#### [TASK PROMPT]
Print all entries word for word.

#### [SUPPLIED RECORDS]
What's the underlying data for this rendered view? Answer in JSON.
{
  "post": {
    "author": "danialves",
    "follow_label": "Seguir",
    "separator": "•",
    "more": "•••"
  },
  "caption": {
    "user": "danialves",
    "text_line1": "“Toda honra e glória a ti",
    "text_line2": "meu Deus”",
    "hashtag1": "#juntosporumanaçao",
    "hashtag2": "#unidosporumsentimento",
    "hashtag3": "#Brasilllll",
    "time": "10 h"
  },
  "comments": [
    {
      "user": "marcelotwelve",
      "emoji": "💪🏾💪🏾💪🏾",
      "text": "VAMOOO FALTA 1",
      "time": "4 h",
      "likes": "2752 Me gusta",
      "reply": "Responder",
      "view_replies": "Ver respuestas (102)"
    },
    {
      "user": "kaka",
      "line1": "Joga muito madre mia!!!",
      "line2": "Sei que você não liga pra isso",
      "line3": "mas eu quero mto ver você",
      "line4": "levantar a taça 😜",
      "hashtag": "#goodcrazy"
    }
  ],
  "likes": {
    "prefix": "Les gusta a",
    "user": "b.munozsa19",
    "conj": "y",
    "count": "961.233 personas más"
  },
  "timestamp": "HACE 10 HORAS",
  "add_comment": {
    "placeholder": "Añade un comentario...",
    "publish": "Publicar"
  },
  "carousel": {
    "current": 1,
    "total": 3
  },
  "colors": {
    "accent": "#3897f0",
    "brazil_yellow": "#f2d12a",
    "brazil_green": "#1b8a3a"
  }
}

#### [RESULT OF THIS TASK]
What's the underlying data for this rendered view? Answer in JSON.
{
  "post": {
    "author": "danialves",
    "follow_label": "Seguir",
    "separator": "•",
    "more": "•••"
  },
  "caption": {
    "user": "danialves",
    "text_line1": "“Toda honra e glória a ti",
    "text_line2": "meu Deus”",
    "hashtag1": "#juntosporumanaçao",
    "hashtag2": "#unidosporumsentimento",
    "hashtag3": "#Brasilllll",
    "time": "10 h"
  },
  "comments": [
    {
      "user": "marcelotwelve",
      "emoji": "💪🏾💪🏾💪🏾",
      "text": "VAMOOO FALTA 1",
      "time": "4 h",
      "likes": "2752 Me gusta",
      "reply": "Responder",
      "view_replies": "Ver respuestas (102)"
    },
    {
      "user": "kaka",
      "line1": "Joga muito madre mia!!!",
      "line2": "Sei que você não liga pra isso",
      "line3": "mas eu quero mto ver você",
      "line4": "levantar a taça 😜",
      "hashtag": "#goodcrazy"
    }
  ],
  "likes": {
    "prefix": "Les gusta a",
    "user": "b.munozsa19",
    "conj": "y",
    "count": "961.233 personas más"
  },
  "timestamp": "HACE 10 HORAS",
  "add_comment": {
    "placeholder": "Añade un comentario...",
    "publish": "Publicar"
  },
  "carousel": {
    "current": 1,
    "total": 3
  },
  "colors": {
    "accent": "#3897f0",
    "brazil_yellow": "#f2d12a",
    "brazil_green": "#1b8a3a"
  }
}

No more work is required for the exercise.